Problem: Drop the pictures, then extract the listing word for word.

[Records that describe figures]
+++

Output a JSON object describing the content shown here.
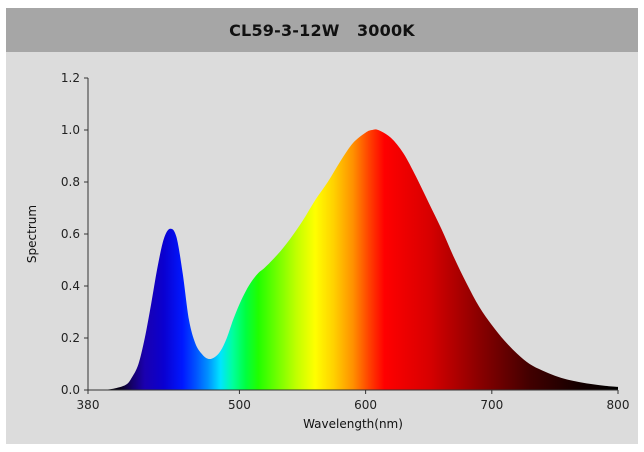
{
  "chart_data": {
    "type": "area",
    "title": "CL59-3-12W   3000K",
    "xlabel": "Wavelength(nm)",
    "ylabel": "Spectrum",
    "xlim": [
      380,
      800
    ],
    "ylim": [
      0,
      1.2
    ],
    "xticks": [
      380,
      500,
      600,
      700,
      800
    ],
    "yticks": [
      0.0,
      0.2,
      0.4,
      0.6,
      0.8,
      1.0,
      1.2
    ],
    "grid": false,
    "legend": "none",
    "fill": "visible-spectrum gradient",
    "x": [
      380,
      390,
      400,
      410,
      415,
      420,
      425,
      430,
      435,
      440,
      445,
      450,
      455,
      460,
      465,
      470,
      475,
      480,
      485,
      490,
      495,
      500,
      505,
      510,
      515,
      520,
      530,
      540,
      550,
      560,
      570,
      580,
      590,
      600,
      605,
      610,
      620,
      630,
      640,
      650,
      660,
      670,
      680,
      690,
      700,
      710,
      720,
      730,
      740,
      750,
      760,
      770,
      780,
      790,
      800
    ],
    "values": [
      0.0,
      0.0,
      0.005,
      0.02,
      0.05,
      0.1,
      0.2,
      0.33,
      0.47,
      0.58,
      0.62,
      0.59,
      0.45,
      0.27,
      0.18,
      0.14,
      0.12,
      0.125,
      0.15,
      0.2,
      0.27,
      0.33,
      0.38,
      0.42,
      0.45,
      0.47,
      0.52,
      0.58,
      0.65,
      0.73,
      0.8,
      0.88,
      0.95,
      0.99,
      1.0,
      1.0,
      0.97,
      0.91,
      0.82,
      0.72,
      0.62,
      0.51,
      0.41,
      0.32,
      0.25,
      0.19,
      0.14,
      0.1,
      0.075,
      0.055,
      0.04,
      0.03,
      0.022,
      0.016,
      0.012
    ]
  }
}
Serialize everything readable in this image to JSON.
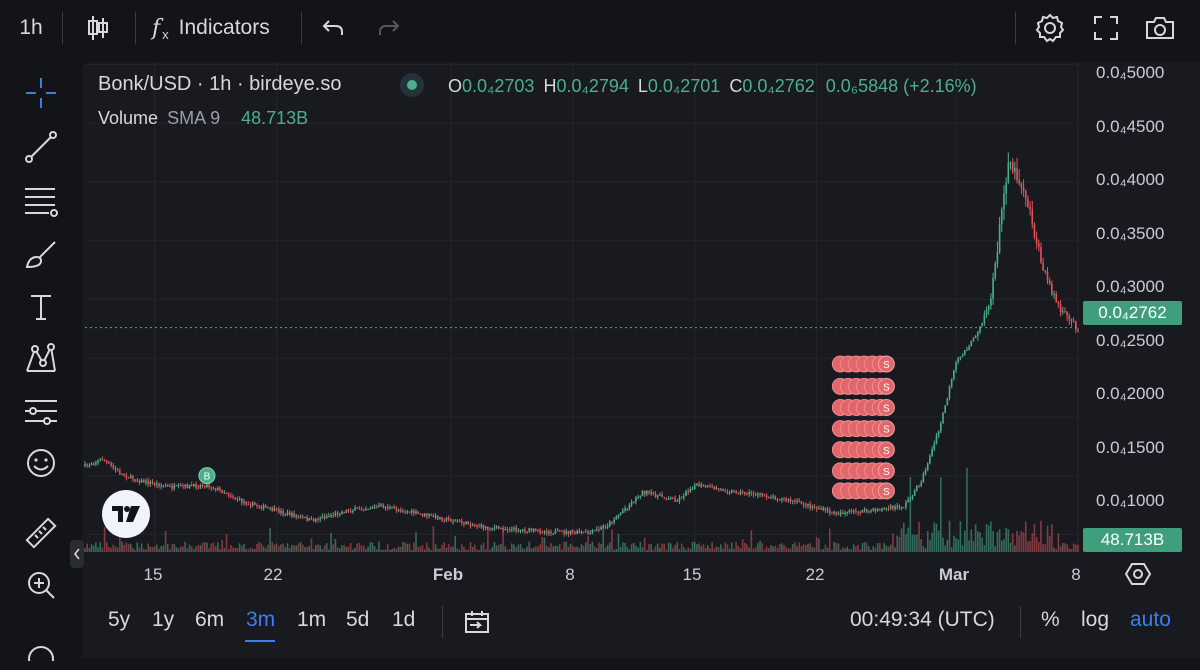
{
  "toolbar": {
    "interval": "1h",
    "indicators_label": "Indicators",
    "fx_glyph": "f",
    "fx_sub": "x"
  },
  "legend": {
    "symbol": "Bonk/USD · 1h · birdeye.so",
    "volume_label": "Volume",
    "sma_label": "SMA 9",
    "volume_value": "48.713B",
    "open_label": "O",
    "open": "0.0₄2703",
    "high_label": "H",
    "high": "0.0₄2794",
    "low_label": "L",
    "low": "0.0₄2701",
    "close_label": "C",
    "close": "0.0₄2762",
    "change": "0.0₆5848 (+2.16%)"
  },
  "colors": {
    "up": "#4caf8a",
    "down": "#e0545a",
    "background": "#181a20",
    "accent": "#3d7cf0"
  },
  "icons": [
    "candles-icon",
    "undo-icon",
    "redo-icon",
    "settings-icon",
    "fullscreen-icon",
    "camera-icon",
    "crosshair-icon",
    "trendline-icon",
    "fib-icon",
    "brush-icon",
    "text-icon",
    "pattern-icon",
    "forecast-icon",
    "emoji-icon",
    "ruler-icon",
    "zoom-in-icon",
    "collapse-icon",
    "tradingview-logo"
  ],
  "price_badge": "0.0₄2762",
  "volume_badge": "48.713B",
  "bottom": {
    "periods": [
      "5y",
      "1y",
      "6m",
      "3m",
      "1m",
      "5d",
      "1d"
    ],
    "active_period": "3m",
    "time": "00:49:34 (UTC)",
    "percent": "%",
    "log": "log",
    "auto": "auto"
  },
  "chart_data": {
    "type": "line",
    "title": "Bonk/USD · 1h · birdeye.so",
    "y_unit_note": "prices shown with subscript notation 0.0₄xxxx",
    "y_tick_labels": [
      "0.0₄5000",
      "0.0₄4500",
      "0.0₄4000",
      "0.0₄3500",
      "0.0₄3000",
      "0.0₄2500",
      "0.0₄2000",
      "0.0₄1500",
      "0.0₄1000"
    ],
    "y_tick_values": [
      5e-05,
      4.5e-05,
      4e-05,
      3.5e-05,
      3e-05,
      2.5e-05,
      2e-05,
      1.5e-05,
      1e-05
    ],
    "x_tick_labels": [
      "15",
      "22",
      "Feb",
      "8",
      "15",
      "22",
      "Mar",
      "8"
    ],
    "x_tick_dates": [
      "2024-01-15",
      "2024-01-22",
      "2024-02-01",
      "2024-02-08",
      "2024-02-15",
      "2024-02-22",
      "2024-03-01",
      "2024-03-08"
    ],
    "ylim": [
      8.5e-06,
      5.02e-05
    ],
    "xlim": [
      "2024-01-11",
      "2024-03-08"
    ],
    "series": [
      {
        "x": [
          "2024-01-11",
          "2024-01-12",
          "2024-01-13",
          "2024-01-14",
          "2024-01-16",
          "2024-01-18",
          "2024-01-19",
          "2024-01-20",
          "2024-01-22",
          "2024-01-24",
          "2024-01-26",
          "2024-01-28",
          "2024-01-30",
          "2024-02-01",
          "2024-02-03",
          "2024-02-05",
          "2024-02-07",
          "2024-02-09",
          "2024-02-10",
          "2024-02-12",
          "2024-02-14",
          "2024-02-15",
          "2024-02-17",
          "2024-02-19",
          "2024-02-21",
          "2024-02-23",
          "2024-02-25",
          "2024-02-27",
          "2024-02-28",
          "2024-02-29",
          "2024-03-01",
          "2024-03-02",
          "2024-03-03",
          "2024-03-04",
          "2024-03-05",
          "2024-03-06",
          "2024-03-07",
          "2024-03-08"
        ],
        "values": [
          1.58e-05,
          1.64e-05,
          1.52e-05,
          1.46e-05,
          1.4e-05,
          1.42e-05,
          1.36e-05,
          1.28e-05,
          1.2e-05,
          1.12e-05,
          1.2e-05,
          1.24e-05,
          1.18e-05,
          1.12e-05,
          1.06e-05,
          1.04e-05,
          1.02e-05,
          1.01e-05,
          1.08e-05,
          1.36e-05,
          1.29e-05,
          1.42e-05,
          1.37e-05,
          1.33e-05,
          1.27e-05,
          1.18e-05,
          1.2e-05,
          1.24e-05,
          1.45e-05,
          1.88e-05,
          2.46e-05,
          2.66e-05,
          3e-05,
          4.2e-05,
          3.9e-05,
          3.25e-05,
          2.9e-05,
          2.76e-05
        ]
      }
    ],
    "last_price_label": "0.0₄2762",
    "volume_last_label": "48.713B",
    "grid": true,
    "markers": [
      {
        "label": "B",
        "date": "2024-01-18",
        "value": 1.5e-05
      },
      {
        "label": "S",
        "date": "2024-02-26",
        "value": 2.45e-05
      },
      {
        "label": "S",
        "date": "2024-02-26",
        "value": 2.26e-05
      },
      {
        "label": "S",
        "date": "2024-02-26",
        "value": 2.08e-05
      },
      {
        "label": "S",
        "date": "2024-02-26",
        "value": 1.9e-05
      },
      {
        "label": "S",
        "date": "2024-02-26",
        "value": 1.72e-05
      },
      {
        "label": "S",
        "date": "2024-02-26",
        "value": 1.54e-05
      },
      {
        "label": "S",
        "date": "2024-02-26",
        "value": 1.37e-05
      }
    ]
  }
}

+++

Exercise result:
Output a JSON object describing the content shown here.
{
  "chart_data": {
    "type": "area",
    "title": "CL59-3-12W   3000K",
    "xlabel": "Wavelength(nm)",
    "ylabel": "Spectrum",
    "xlim": [
      380,
      800
    ],
    "ylim": [
      0,
      1.2
    ],
    "xticks": [
      380,
      500,
      600,
      700,
      800
    ],
    "yticks": [
      0.0,
      0.2,
      0.4,
      0.6,
      0.8,
      1.0,
      1.2
    ],
    "grid": false,
    "legend": "none",
    "fill": "visible-spectrum gradient",
    "x": [
      380,
      390,
      400,
      410,
      415,
      420,
      425,
      430,
      435,
      440,
      445,
      450,
      455,
      460,
      465,
      470,
      475,
      480,
      485,
      490,
      495,
      500,
      505,
      510,
      515,
      520,
      530,
      540,
      550,
      560,
      570,
      580,
      590,
      600,
      605,
      610,
      620,
      630,
      640,
      650,
      660,
      670,
      680,
      690,
      700,
      710,
      720,
      730,
      740,
      750,
      760,
      770,
      780,
      790,
      800
    ],
    "values": [
      0.0,
      0.0,
      0.005,
      0.02,
      0.05,
      0.1,
      0.2,
      0.33,
      0.47,
      0.58,
      0.62,
      0.59,
      0.45,
      0.27,
      0.18,
      0.14,
      0.12,
      0.125,
      0.15,
      0.2,
      0.27,
      0.33,
      0.38,
      0.42,
      0.45,
      0.47,
      0.52,
      0.58,
      0.65,
      0.73,
      0.8,
      0.88,
      0.95,
      0.99,
      1.0,
      1.0,
      0.97,
      0.91,
      0.82,
      0.72,
      0.62,
      0.51,
      0.41,
      0.32,
      0.25,
      0.19,
      0.14,
      0.1,
      0.075,
      0.055,
      0.04,
      0.03,
      0.022,
      0.016,
      0.012
    ]
  }
}
Serialize everything readable in this image to JSON.
{
  "toolbar": {
    "interval": "1h",
    "indicators_label": "Indicators",
    "fx_glyph": "f",
    "fx_sub": "x"
  },
  "legend": {
    "symbol": "Bonk/USD · 1h · birdeye.so",
    "volume_label": "Volume",
    "sma_label": "SMA 9",
    "volume_value": "48.713B",
    "open_label": "O",
    "open": "0.0₄2703",
    "high_label": "H",
    "high": "0.0₄2794",
    "low_label": "L",
    "low": "0.0₄2701",
    "close_label": "C",
    "close": "0.0₄2762",
    "change": "0.0₆5848 (+2.16%)"
  },
  "colors": {
    "up": "#4caf8a",
    "down": "#e0545a",
    "background": "#181a20",
    "accent": "#3d7cf0"
  },
  "icons": [
    "candles-icon",
    "undo-icon",
    "redo-icon",
    "settings-icon",
    "fullscreen-icon",
    "camera-icon",
    "crosshair-icon",
    "trendline-icon",
    "fib-icon",
    "brush-icon",
    "text-icon",
    "pattern-icon",
    "forecast-icon",
    "emoji-icon",
    "ruler-icon",
    "zoom-in-icon",
    "collapse-icon",
    "tradingview-logo"
  ],
  "price_badge": "0.0₄2762",
  "volume_badge": "48.713B",
  "bottom": {
    "periods": [
      "5y",
      "1y",
      "6m",
      "3m",
      "1m",
      "5d",
      "1d"
    ],
    "active_period": "3m",
    "time": "00:49:34 (UTC)",
    "percent": "%",
    "log": "log",
    "auto": "auto"
  },
  "chart_data": {
    "type": "line",
    "title": "Bonk/USD · 1h · birdeye.so",
    "y_unit_note": "prices shown with subscript notation 0.0₄xxxx",
    "y_tick_labels": [
      "0.0₄5000",
      "0.0₄4500",
      "0.0₄4000",
      "0.0₄3500",
      "0.0₄3000",
      "0.0₄2500",
      "0.0₄2000",
      "0.0₄1500",
      "0.0₄1000"
    ],
    "y_tick_values": [
      5e-05,
      4.5e-05,
      4e-05,
      3.5e-05,
      3e-05,
      2.5e-05,
      2e-05,
      1.5e-05,
      1e-05
    ],
    "x_tick_labels": [
      "15",
      "22",
      "Feb",
      "8",
      "15",
      "22",
      "Mar",
      "8"
    ],
    "x_tick_dates": [
      "2024-01-15",
      "2024-01-22",
      "2024-02-01",
      "2024-02-08",
      "2024-02-15",
      "2024-02-22",
      "2024-03-01",
      "2024-03-08"
    ],
    "ylim": [
      8.5e-06,
      5.02e-05
    ],
    "xlim": [
      "2024-01-11",
      "2024-03-08"
    ],
    "series": [
      {
        "x": [
          "2024-01-11",
          "2024-01-12",
          "2024-01-13",
          "2024-01-14",
          "2024-01-16",
          "2024-01-18",
          "2024-01-19",
          "2024-01-20",
          "2024-01-22",
          "2024-01-24",
          "2024-01-26",
          "2024-01-28",
          "2024-01-30",
          "2024-02-01",
          "2024-02-03",
          "2024-02-05",
          "2024-02-07",
          "2024-02-09",
          "2024-02-10",
          "2024-02-12",
          "2024-02-14",
          "2024-02-15",
          "2024-02-17",
          "2024-02-19",
          "2024-02-21",
          "2024-02-23",
          "2024-02-25",
          "2024-02-27",
          "2024-02-28",
          "2024-02-29",
          "2024-03-01",
          "2024-03-02",
          "2024-03-03",
          "2024-03-04",
          "2024-03-05",
          "2024-03-06",
          "2024-03-07",
          "2024-03-08"
        ],
        "values": [
          1.58e-05,
          1.64e-05,
          1.52e-05,
          1.46e-05,
          1.4e-05,
          1.42e-05,
          1.36e-05,
          1.28e-05,
          1.2e-05,
          1.12e-05,
          1.2e-05,
          1.24e-05,
          1.18e-05,
          1.12e-05,
          1.06e-05,
          1.04e-05,
          1.02e-05,
          1.01e-05,
          1.08e-05,
          1.36e-05,
          1.29e-05,
          1.42e-05,
          1.37e-05,
          1.33e-05,
          1.27e-05,
          1.18e-05,
          1.2e-05,
          1.24e-05,
          1.45e-05,
          1.88e-05,
          2.46e-05,
          2.66e-05,
          3e-05,
          4.2e-05,
          3.9e-05,
          3.25e-05,
          2.9e-05,
          2.76e-05
        ]
      }
    ],
    "last_price_label": "0.0₄2762",
    "volume_last_label": "48.713B",
    "grid": true,
    "markers": [
      {
        "label": "B",
        "date": "2024-01-18",
        "value": 1.5e-05
      },
      {
        "label": "S",
        "date": "2024-02-26",
        "value": 2.45e-05
      },
      {
        "label": "S",
        "date": "2024-02-26",
        "value": 2.26e-05
      },
      {
        "label": "S",
        "date": "2024-02-26",
        "value": 2.08e-05
      },
      {
        "label": "S",
        "date": "2024-02-26",
        "value": 1.9e-05
      },
      {
        "label": "S",
        "date": "2024-02-26",
        "value": 1.72e-05
      },
      {
        "label": "S",
        "date": "2024-02-26",
        "value": 1.54e-05
      },
      {
        "label": "S",
        "date": "2024-02-26",
        "value": 1.37e-05
      }
    ]
  }
}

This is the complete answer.